■ DATASET RECORDS
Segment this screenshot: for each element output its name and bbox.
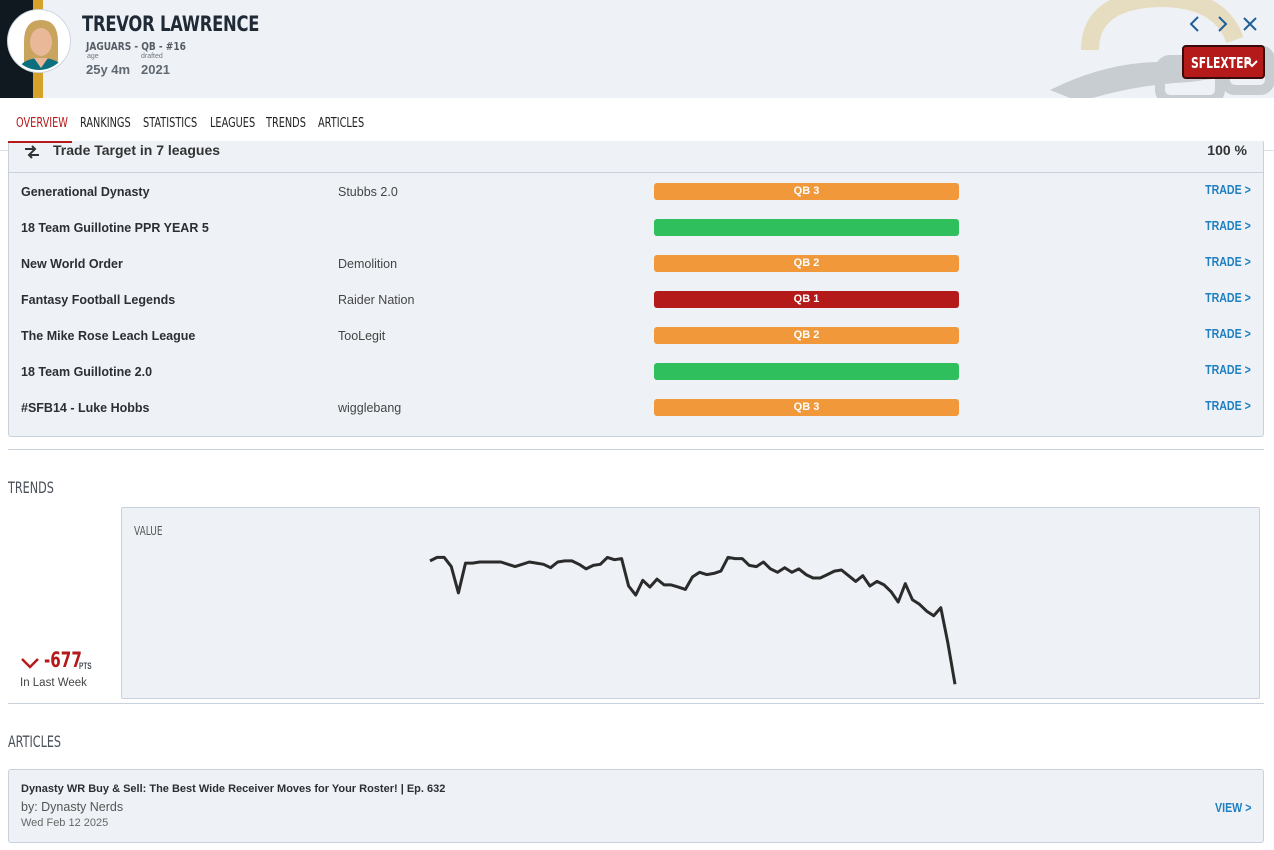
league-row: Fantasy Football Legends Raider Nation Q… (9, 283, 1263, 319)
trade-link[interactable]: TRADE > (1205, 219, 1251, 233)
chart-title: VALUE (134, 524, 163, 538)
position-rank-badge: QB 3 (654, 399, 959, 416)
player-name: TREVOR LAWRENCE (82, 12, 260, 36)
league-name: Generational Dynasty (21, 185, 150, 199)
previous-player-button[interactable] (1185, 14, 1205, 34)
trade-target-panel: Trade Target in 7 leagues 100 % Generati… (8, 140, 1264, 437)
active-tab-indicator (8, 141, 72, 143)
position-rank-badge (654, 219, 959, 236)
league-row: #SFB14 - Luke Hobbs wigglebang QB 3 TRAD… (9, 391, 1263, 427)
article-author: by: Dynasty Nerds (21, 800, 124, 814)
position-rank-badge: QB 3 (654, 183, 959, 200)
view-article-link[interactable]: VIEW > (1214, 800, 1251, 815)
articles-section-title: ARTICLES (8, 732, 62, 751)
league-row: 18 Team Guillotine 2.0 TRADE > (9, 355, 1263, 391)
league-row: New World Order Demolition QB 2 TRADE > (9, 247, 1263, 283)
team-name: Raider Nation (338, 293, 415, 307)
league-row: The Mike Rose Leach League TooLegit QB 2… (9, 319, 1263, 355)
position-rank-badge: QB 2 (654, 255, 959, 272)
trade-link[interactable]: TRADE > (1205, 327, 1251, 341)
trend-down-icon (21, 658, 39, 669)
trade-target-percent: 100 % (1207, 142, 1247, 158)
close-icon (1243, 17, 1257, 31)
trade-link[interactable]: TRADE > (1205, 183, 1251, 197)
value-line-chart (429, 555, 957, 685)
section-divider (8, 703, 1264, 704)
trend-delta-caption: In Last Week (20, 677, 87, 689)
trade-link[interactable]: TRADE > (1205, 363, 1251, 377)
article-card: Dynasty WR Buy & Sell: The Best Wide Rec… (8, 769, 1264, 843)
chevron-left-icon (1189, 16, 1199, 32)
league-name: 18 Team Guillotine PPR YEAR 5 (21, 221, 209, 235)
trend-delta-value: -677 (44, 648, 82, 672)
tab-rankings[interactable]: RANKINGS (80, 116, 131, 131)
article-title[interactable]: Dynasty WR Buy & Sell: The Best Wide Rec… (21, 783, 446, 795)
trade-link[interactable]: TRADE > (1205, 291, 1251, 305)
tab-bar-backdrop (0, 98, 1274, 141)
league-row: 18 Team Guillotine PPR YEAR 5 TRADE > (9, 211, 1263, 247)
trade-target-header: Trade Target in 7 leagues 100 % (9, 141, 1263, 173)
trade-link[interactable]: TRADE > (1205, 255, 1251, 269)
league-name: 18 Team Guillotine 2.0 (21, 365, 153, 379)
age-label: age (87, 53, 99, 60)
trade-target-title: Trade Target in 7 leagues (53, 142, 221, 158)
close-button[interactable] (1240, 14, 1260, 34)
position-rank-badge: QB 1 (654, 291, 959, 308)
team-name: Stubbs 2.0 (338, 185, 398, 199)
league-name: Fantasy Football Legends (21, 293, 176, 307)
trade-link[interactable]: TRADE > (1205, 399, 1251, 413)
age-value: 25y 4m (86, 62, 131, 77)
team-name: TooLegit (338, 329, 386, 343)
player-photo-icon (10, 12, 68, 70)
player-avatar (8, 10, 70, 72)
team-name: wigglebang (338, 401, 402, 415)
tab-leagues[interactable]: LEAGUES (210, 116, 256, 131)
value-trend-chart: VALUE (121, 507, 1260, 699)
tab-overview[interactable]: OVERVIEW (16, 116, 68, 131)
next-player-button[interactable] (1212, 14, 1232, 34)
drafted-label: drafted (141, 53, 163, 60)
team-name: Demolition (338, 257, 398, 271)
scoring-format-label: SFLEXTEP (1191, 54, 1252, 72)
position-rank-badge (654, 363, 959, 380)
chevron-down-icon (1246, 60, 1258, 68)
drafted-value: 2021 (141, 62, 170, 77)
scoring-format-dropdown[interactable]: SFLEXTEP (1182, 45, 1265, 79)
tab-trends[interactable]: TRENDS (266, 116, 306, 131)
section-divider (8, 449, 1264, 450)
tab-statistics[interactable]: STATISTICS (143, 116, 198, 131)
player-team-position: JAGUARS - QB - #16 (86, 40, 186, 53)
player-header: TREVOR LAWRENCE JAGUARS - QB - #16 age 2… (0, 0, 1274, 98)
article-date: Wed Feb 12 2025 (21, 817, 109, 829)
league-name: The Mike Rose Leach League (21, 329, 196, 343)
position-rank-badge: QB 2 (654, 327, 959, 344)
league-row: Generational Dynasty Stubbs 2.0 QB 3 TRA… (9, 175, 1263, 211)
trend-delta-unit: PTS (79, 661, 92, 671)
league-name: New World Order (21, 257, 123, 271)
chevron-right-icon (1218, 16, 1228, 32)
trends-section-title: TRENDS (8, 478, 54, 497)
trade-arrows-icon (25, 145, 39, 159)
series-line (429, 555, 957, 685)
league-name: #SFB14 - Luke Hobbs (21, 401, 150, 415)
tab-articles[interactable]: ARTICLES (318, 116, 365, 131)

---

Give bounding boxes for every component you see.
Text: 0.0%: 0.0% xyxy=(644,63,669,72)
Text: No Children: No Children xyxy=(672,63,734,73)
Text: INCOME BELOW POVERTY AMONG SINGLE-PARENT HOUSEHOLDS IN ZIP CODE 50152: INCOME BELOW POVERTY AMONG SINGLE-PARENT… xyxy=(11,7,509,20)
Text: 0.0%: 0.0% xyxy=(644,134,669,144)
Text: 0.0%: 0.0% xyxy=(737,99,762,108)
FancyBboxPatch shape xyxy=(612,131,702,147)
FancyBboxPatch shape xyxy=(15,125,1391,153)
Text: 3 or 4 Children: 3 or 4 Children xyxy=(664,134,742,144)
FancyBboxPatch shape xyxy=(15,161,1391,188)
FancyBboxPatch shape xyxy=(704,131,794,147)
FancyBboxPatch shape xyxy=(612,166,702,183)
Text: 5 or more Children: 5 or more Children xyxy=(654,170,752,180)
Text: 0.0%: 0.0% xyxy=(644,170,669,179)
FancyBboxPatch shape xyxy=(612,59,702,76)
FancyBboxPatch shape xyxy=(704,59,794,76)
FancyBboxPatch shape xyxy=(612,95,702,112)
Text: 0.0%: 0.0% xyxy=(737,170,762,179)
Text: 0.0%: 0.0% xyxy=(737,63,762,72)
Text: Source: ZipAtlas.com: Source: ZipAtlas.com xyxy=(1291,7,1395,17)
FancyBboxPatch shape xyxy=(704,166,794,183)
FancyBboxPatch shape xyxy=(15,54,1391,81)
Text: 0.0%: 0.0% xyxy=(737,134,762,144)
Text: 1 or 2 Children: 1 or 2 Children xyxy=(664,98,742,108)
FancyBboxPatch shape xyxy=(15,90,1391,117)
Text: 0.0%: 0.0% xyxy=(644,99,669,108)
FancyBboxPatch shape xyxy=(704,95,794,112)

■ EXERCISE DETAILS
Convert the records above into a numbered list. Start with the line containing "Give bounding boxes" and go on through the line containing "FancyBboxPatch shape xyxy=(704,95,794,112)", including both, and leave out any blank lines.

■ WRITTEN ANSWER
1. Give bounding boxes for every component you see.
2. Text: 0.0%: 0.0% xyxy=(644,63,669,72)
3. Text: No Children: No Children xyxy=(672,63,734,73)
4. Text: INCOME BELOW POVERTY AMONG SINGLE-PARENT HOUSEHOLDS IN ZIP CODE 50152: INCOME BELOW POVERTY AMONG SINGLE-PARENT… xyxy=(11,7,509,20)
5. Text: 0.0%: 0.0% xyxy=(644,134,669,144)
6. Text: 0.0%: 0.0% xyxy=(737,99,762,108)
7. FancyBboxPatch shape xyxy=(612,131,702,147)
8. FancyBboxPatch shape xyxy=(15,125,1391,153)
9. Text: 3 or 4 Children: 3 or 4 Children xyxy=(664,134,742,144)
10. FancyBboxPatch shape xyxy=(15,161,1391,188)
11. FancyBboxPatch shape xyxy=(704,131,794,147)
12. FancyBboxPatch shape xyxy=(612,166,702,183)
13. Text: 5 or more Children: 5 or more Children xyxy=(654,170,752,180)
14. Text: 0.0%: 0.0% xyxy=(644,170,669,179)
15. FancyBboxPatch shape xyxy=(612,59,702,76)
16. FancyBboxPatch shape xyxy=(704,59,794,76)
17. FancyBboxPatch shape xyxy=(612,95,702,112)
18. Text: 0.0%: 0.0% xyxy=(737,170,762,179)
19. Text: 0.0%: 0.0% xyxy=(737,63,762,72)
20. Text: Source: ZipAtlas.com: Source: ZipAtlas.com xyxy=(1291,7,1395,17)
21. FancyBboxPatch shape xyxy=(704,166,794,183)
22. FancyBboxPatch shape xyxy=(15,54,1391,81)
23. Text: 0.0%: 0.0% xyxy=(737,134,762,144)
24. Text: 1 or 2 Children: 1 or 2 Children xyxy=(664,98,742,108)
25. FancyBboxPatch shape xyxy=(15,90,1391,117)
26. Text: 0.0%: 0.0% xyxy=(644,99,669,108)
27. FancyBboxPatch shape xyxy=(704,95,794,112)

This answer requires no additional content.